Problem — Give the number of lines in the data that hold the string "Monitoring". Nothing else is needed.

Data extracted from a collection
## START

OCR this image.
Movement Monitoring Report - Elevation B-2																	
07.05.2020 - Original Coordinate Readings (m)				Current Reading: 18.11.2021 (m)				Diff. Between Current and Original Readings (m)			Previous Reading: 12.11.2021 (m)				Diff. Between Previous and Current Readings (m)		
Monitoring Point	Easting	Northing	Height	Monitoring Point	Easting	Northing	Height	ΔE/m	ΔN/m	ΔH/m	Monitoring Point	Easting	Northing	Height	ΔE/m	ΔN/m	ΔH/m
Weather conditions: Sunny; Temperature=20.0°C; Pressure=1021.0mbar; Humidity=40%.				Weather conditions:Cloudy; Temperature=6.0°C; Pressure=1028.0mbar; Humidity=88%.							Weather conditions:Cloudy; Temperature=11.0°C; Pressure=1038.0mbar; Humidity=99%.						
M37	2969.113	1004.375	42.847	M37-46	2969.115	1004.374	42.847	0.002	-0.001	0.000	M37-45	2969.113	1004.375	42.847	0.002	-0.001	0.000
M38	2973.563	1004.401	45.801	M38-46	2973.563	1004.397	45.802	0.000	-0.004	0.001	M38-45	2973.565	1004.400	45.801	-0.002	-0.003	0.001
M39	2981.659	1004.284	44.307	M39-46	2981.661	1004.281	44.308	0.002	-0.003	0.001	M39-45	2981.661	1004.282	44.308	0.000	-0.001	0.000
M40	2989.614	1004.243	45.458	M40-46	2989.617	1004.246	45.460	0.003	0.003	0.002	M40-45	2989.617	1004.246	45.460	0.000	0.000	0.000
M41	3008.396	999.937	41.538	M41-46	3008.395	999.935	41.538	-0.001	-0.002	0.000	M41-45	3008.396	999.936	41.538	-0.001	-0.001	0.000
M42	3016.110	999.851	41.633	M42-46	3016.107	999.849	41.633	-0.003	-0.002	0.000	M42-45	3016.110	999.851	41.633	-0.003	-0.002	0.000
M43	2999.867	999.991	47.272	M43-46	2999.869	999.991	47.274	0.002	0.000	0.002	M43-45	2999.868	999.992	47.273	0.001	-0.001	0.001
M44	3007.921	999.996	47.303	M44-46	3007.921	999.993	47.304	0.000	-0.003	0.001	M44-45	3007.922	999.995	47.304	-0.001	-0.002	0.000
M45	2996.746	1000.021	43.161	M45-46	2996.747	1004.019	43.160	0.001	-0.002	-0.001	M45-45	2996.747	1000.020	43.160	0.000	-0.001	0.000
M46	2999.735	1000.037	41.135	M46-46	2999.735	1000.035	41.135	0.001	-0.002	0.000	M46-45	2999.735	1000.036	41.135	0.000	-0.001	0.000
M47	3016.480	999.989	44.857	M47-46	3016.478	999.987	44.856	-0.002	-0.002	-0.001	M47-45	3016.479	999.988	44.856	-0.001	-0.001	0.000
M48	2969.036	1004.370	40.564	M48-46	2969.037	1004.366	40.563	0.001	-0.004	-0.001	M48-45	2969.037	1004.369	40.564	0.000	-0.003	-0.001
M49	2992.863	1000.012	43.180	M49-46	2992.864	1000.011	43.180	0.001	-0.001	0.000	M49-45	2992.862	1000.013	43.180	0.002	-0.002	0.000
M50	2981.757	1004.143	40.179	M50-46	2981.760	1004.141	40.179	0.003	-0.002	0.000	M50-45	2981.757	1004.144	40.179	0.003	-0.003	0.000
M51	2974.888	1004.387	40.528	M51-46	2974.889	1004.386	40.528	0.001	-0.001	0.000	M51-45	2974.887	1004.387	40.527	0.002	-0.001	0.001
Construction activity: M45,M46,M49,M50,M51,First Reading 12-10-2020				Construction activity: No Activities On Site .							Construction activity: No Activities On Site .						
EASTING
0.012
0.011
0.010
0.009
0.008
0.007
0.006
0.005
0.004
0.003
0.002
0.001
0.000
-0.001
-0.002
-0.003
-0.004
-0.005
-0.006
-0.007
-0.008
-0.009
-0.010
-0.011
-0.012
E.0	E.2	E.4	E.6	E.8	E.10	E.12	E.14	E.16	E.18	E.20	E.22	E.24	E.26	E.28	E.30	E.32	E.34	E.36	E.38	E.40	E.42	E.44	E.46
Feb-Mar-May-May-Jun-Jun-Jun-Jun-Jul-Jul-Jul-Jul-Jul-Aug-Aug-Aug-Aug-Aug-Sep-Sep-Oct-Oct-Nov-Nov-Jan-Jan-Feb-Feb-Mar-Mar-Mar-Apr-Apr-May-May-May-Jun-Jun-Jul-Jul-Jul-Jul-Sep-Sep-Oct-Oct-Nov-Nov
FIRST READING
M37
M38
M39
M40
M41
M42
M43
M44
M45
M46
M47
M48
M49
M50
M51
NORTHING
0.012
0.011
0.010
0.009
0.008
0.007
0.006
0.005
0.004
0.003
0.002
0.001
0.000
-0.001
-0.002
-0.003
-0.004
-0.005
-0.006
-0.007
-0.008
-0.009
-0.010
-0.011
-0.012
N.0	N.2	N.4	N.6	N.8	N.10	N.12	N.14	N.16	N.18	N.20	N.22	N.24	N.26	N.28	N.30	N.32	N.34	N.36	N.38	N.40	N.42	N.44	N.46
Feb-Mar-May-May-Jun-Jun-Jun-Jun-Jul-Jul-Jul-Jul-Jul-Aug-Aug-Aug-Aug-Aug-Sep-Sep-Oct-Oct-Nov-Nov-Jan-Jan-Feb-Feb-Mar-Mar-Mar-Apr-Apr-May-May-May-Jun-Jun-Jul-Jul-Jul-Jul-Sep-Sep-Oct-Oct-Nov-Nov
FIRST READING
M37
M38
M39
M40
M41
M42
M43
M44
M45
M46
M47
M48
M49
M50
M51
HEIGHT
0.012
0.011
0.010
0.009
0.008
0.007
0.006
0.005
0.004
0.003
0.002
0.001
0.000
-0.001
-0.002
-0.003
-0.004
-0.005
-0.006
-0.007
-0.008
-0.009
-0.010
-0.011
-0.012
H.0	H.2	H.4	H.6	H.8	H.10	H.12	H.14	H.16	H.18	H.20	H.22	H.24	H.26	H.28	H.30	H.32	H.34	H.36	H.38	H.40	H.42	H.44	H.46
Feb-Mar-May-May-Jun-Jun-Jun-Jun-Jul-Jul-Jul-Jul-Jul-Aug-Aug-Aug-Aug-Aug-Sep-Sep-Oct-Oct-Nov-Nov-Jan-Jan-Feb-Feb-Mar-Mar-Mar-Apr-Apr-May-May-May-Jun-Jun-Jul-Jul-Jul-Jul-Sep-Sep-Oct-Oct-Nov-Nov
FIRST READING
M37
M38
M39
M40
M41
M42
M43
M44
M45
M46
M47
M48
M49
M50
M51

## END

Completed task — 2